■ What is being asked: Omit all images, then return the remaining material exactly as it stands.

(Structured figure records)
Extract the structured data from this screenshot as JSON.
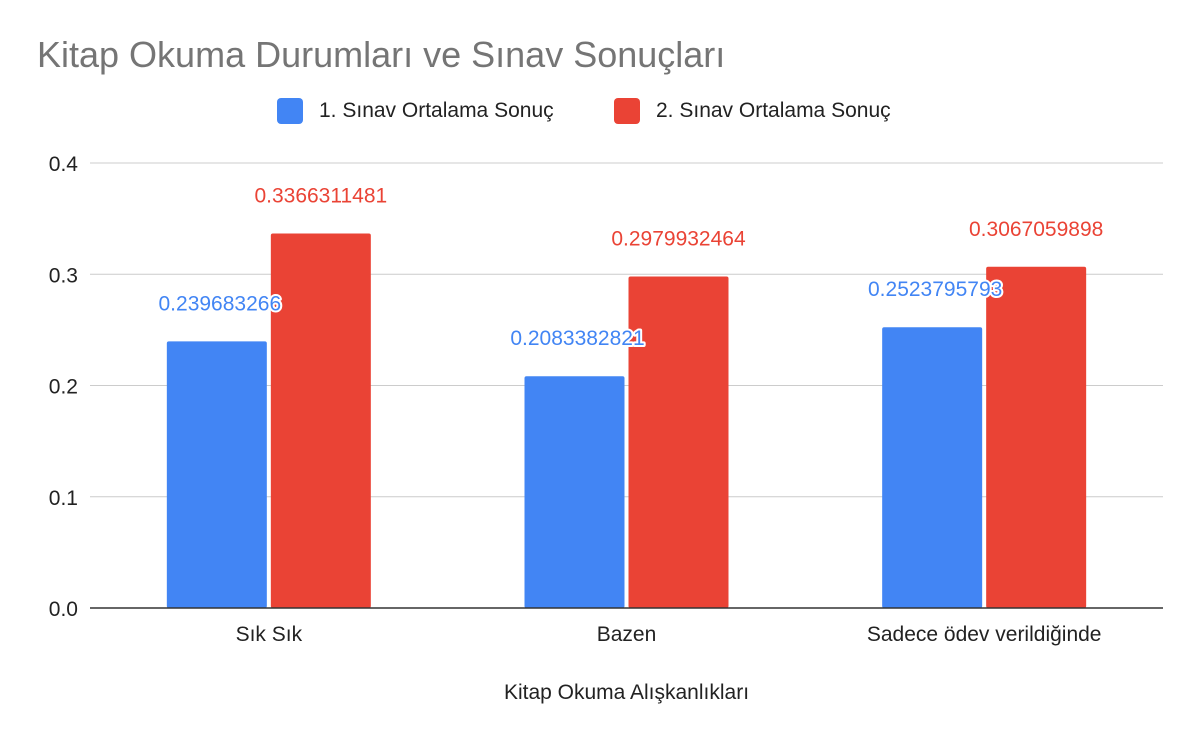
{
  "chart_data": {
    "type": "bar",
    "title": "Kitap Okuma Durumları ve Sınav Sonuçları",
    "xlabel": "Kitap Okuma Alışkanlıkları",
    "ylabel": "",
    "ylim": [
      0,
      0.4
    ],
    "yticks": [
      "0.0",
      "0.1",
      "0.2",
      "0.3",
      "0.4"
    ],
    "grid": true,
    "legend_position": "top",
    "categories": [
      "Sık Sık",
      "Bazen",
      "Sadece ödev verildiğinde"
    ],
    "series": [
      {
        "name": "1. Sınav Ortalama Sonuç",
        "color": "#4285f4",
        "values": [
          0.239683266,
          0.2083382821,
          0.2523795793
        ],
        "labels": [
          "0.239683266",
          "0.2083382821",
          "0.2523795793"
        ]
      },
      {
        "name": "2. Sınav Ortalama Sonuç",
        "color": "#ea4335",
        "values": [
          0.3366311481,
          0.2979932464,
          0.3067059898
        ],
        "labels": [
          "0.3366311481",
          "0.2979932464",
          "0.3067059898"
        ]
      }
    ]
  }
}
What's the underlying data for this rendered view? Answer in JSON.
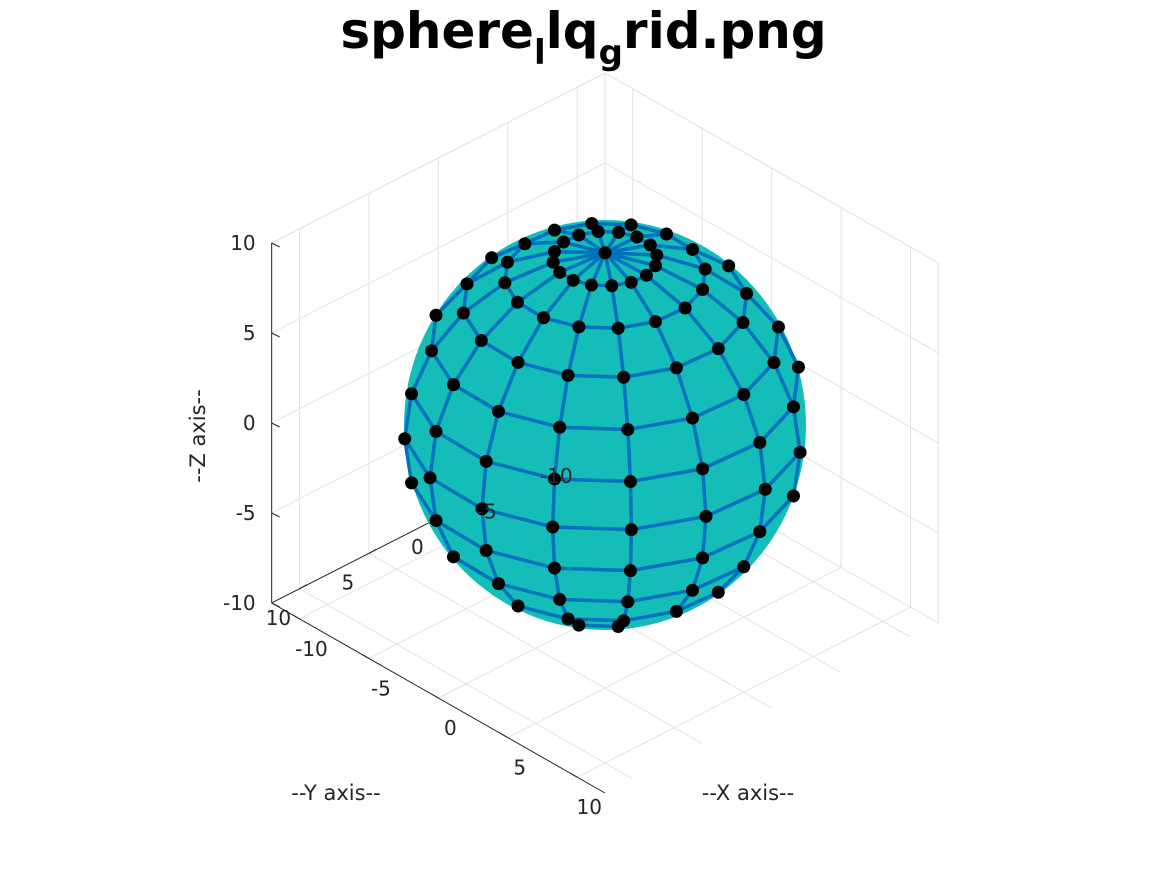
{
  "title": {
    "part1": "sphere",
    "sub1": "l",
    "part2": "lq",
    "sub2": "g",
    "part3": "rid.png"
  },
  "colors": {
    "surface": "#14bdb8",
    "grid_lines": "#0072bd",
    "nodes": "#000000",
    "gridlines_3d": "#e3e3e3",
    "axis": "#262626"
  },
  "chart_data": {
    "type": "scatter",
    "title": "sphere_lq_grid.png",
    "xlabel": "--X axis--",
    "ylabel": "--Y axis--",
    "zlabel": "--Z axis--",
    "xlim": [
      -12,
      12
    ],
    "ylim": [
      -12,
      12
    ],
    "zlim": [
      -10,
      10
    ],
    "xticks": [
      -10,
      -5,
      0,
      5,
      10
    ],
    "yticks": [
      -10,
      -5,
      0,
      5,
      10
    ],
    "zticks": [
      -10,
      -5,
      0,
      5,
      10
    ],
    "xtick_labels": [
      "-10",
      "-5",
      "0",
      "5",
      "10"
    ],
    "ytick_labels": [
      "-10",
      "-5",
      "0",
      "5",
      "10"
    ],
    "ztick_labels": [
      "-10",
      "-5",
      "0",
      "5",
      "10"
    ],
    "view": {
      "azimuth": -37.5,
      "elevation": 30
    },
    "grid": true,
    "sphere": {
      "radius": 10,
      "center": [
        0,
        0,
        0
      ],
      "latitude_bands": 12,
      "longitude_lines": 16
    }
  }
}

■ Solution for this problem:
Extract the structured data from this screenshot as JSON.
{
  "chart_data": {
    "type": "bar",
    "title": "Kitap Okuma Durumları ve Sınav Sonuçları",
    "xlabel": "Kitap Okuma Alışkanlıkları",
    "ylabel": "",
    "ylim": [
      0,
      0.4
    ],
    "yticks": [
      "0.0",
      "0.1",
      "0.2",
      "0.3",
      "0.4"
    ],
    "grid": true,
    "legend_position": "top",
    "categories": [
      "Sık Sık",
      "Bazen",
      "Sadece ödev verildiğinde"
    ],
    "series": [
      {
        "name": "1. Sınav Ortalama Sonuç",
        "color": "#4285f4",
        "values": [
          0.239683266,
          0.2083382821,
          0.2523795793
        ],
        "labels": [
          "0.239683266",
          "0.2083382821",
          "0.2523795793"
        ]
      },
      {
        "name": "2. Sınav Ortalama Sonuç",
        "color": "#ea4335",
        "values": [
          0.3366311481,
          0.2979932464,
          0.3067059898
        ],
        "labels": [
          "0.3366311481",
          "0.2979932464",
          "0.3067059898"
        ]
      }
    ]
  }
}
What's the underlying data for this rendered view? Answer in JSON.
{
  "title": {
    "part1": "sphere",
    "sub1": "l",
    "part2": "lq",
    "sub2": "g",
    "part3": "rid.png"
  },
  "colors": {
    "surface": "#14bdb8",
    "grid_lines": "#0072bd",
    "nodes": "#000000",
    "gridlines_3d": "#e3e3e3",
    "axis": "#262626"
  },
  "chart_data": {
    "type": "scatter",
    "title": "sphere_lq_grid.png",
    "xlabel": "--X axis--",
    "ylabel": "--Y axis--",
    "zlabel": "--Z axis--",
    "xlim": [
      -12,
      12
    ],
    "ylim": [
      -12,
      12
    ],
    "zlim": [
      -10,
      10
    ],
    "xticks": [
      -10,
      -5,
      0,
      5,
      10
    ],
    "yticks": [
      -10,
      -5,
      0,
      5,
      10
    ],
    "zticks": [
      -10,
      -5,
      0,
      5,
      10
    ],
    "xtick_labels": [
      "-10",
      "-5",
      "0",
      "5",
      "10"
    ],
    "ytick_labels": [
      "-10",
      "-5",
      "0",
      "5",
      "10"
    ],
    "ztick_labels": [
      "-10",
      "-5",
      "0",
      "5",
      "10"
    ],
    "view": {
      "azimuth": -37.5,
      "elevation": 30
    },
    "grid": true,
    "sphere": {
      "radius": 10,
      "center": [
        0,
        0,
        0
      ],
      "latitude_bands": 12,
      "longitude_lines": 16
    }
  }
}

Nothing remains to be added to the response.